## START GIVEN INFORMATION
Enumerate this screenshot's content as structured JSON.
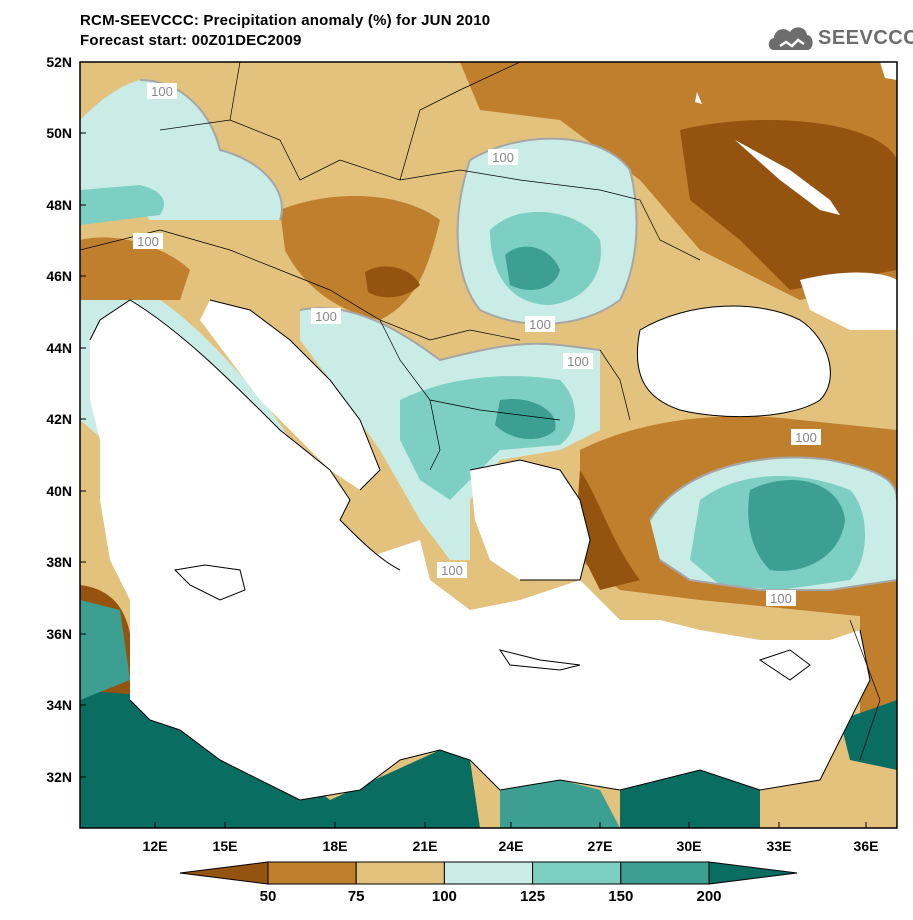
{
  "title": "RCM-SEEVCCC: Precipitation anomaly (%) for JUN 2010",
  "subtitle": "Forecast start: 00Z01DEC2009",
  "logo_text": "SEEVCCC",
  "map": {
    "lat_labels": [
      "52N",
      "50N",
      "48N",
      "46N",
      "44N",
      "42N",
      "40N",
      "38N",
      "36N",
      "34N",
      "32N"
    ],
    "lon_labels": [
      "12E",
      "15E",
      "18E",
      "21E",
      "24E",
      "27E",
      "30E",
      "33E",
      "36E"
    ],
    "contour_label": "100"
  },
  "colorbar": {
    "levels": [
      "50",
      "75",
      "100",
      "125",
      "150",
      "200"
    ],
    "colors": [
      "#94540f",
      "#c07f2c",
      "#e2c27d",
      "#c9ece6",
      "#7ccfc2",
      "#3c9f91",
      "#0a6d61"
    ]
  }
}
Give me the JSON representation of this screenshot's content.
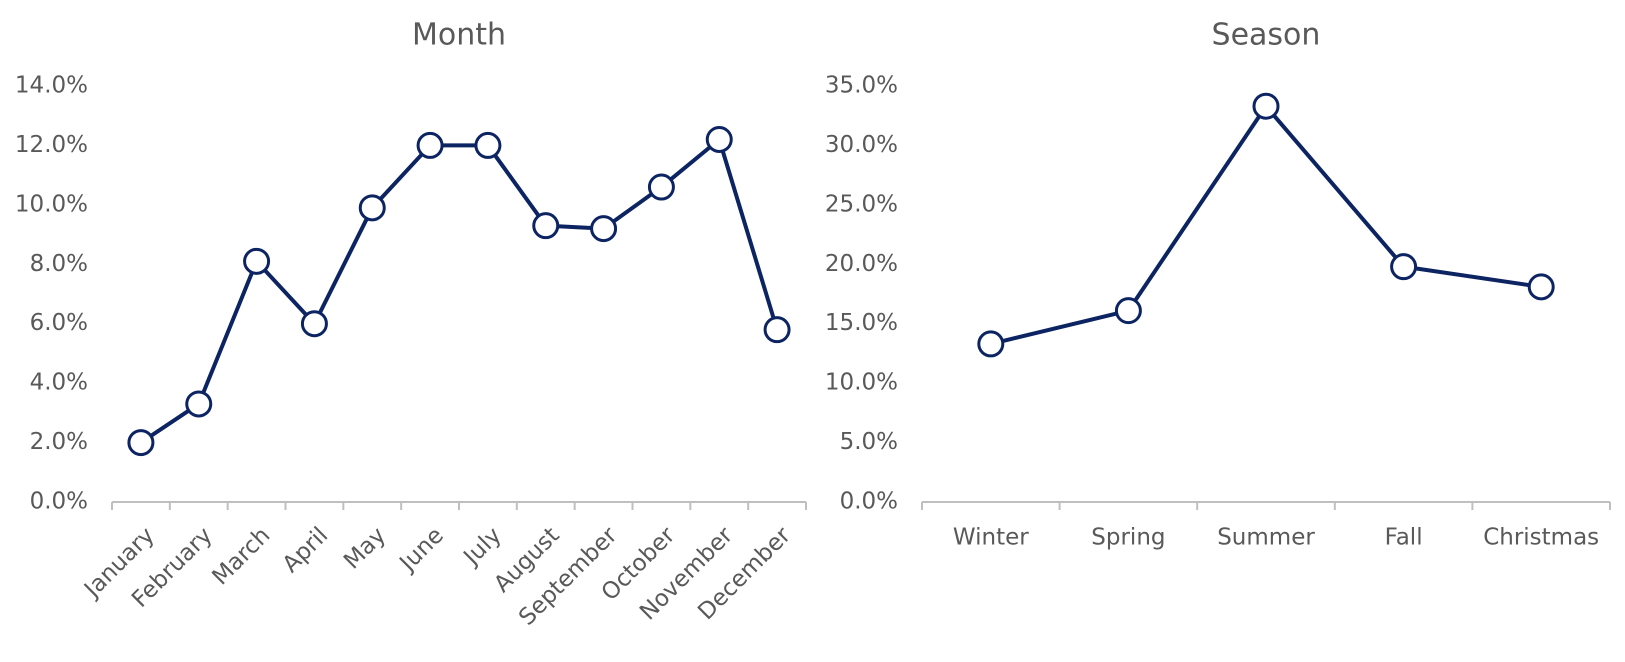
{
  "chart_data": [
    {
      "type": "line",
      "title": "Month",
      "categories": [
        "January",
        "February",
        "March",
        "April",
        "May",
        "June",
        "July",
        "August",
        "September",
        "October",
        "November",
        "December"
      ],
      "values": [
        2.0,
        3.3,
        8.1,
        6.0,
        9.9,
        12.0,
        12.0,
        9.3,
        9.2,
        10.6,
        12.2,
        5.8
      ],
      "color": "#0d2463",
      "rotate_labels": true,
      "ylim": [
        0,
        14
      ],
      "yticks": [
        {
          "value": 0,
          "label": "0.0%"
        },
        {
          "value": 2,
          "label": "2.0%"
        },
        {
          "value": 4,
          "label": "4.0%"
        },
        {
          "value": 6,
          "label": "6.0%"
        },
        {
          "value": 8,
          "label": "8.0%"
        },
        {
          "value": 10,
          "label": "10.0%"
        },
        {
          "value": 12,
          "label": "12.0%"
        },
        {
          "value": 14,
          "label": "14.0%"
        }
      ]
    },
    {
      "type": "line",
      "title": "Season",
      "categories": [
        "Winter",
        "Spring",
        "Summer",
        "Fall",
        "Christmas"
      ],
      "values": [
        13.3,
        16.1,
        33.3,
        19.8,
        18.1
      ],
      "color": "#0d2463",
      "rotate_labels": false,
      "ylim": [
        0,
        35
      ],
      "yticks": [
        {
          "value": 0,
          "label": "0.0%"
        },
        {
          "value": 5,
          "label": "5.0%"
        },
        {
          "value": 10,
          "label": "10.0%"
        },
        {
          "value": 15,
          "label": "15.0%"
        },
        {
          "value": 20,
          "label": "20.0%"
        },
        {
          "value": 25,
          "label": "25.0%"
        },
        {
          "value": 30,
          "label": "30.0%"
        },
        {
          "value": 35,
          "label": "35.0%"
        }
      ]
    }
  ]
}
## END GIVEN INFORMATION
Write out the full set of lines verbatim, without the pictures.

_SOLUTION FOR THIS EXERCISE_.
Enumerate this screenshot's content as structured JSON.
{
  "title": "RCM-SEEVCCC: Precipitation anomaly (%) for JUN 2010",
  "subtitle": "Forecast start: 00Z01DEC2009",
  "logo_text": "SEEVCCC",
  "map": {
    "lat_labels": [
      "52N",
      "50N",
      "48N",
      "46N",
      "44N",
      "42N",
      "40N",
      "38N",
      "36N",
      "34N",
      "32N"
    ],
    "lon_labels": [
      "12E",
      "15E",
      "18E",
      "21E",
      "24E",
      "27E",
      "30E",
      "33E",
      "36E"
    ],
    "contour_label": "100"
  },
  "colorbar": {
    "levels": [
      "50",
      "75",
      "100",
      "125",
      "150",
      "200"
    ],
    "colors": [
      "#94540f",
      "#c07f2c",
      "#e2c27d",
      "#c9ece6",
      "#7ccfc2",
      "#3c9f91",
      "#0a6d61"
    ]
  }
}
Give me the JSON representation of this screenshot's content.
{
  "chart_data": [
    {
      "type": "line",
      "title": "Month",
      "categories": [
        "January",
        "February",
        "March",
        "April",
        "May",
        "June",
        "July",
        "August",
        "September",
        "October",
        "November",
        "December"
      ],
      "values": [
        2.0,
        3.3,
        8.1,
        6.0,
        9.9,
        12.0,
        12.0,
        9.3,
        9.2,
        10.6,
        12.2,
        5.8
      ],
      "color": "#0d2463",
      "rotate_labels": true,
      "ylim": [
        0,
        14
      ],
      "yticks": [
        {
          "value": 0,
          "label": "0.0%"
        },
        {
          "value": 2,
          "label": "2.0%"
        },
        {
          "value": 4,
          "label": "4.0%"
        },
        {
          "value": 6,
          "label": "6.0%"
        },
        {
          "value": 8,
          "label": "8.0%"
        },
        {
          "value": 10,
          "label": "10.0%"
        },
        {
          "value": 12,
          "label": "12.0%"
        },
        {
          "value": 14,
          "label": "14.0%"
        }
      ]
    },
    {
      "type": "line",
      "title": "Season",
      "categories": [
        "Winter",
        "Spring",
        "Summer",
        "Fall",
        "Christmas"
      ],
      "values": [
        13.3,
        16.1,
        33.3,
        19.8,
        18.1
      ],
      "color": "#0d2463",
      "rotate_labels": false,
      "ylim": [
        0,
        35
      ],
      "yticks": [
        {
          "value": 0,
          "label": "0.0%"
        },
        {
          "value": 5,
          "label": "5.0%"
        },
        {
          "value": 10,
          "label": "10.0%"
        },
        {
          "value": 15,
          "label": "15.0%"
        },
        {
          "value": 20,
          "label": "20.0%"
        },
        {
          "value": 25,
          "label": "25.0%"
        },
        {
          "value": 30,
          "label": "30.0%"
        },
        {
          "value": 35,
          "label": "35.0%"
        }
      ]
    }
  ]
}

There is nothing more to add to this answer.